#### [SET TASK]
Beneath this task is a listing; retype all of it exactly.

Extracted data entries:
>> start

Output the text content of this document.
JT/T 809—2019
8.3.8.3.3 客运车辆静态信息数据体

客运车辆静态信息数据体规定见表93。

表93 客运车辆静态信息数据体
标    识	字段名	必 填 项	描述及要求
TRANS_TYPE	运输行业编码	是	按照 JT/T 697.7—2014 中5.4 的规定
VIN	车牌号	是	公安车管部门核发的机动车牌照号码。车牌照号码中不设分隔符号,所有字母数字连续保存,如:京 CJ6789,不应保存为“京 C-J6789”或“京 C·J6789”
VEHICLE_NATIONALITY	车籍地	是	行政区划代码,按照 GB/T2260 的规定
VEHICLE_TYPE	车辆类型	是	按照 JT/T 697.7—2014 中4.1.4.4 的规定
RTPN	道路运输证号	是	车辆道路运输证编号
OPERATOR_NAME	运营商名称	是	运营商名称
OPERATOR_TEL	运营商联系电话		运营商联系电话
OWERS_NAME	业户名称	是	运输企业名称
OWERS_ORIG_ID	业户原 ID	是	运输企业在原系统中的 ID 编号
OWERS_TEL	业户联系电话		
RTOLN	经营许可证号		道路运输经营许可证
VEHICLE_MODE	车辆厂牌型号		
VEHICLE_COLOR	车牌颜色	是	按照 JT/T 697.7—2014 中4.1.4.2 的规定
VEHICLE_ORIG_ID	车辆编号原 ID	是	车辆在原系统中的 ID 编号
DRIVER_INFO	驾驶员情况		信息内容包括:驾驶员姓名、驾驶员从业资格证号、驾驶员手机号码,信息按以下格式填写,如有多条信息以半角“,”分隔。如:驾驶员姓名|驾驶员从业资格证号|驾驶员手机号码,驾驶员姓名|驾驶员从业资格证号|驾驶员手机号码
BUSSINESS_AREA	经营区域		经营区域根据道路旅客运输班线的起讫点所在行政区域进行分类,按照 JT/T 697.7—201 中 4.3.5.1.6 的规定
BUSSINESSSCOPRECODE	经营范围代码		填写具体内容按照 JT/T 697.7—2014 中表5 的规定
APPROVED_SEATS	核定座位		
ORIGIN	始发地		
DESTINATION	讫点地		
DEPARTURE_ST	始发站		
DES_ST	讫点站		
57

>> end

#### [OUTPUT OF THE EXERCISE]
Output the text content of this document.
JT/T 809—2019
8.3.8.3.3 客运车辆静态信息数据体

客运车辆静态信息数据体规定见表93。

表93 客运车辆静态信息数据体
标    识	字段名	必 填 项	描述及要求
TRANS_TYPE	运输行业编码	是	按照 JT/T 697.7—2014 中5.4 的规定
VIN	车牌号	是	公安车管部门核发的机动车牌照号码。车牌照号码中不设分隔符号,所有字母数字连续保存,如:京 CJ6789,不应保存为“京 C-J6789”或“京 C·J6789”
VEHICLE_NATIONALITY	车籍地	是	行政区划代码,按照 GB/T2260 的规定
VEHICLE_TYPE	车辆类型	是	按照 JT/T 697.7—2014 中4.1.4.4 的规定
RTPN	道路运输证号	是	车辆道路运输证编号
OPERATOR_NAME	运营商名称	是	运营商名称
OPERATOR_TEL	运营商联系电话		运营商联系电话
OWERS_NAME	业户名称	是	运输企业名称
OWERS_ORIG_ID	业户原 ID	是	运输企业在原系统中的 ID 编号
OWERS_TEL	业户联系电话		
RTOLN	经营许可证号		道路运输经营许可证
VEHICLE_MODE	车辆厂牌型号		
VEHICLE_COLOR	车牌颜色	是	按照 JT/T 697.7—2014 中4.1.4.2 的规定
VEHICLE_ORIG_ID	车辆编号原 ID	是	车辆在原系统中的 ID 编号
DRIVER_INFO	驾驶员情况		信息内容包括:驾驶员姓名、驾驶员从业资格证号、驾驶员手机号码,信息按以下格式填写,如有多条信息以半角“,”分隔。如:驾驶员姓名|驾驶员从业资格证号|驾驶员手机号码,驾驶员姓名|驾驶员从业资格证号|驾驶员手机号码
BUSSINESS_AREA	经营区域		经营区域根据道路旅客运输班线的起讫点所在行政区域进行分类,按照 JT/T 697.7—201 中 4.3.5.1.6 的规定
BUSSINESSSCOPRECODE	经营范围代码		填写具体内容按照 JT/T 697.7—2014 中表5 的规定
APPROVED_SEATS	核定座位		
ORIGIN	始发地		
DESTINATION	讫点地		
DEPARTURE_ST	始发站		
DES_ST	讫点站		
57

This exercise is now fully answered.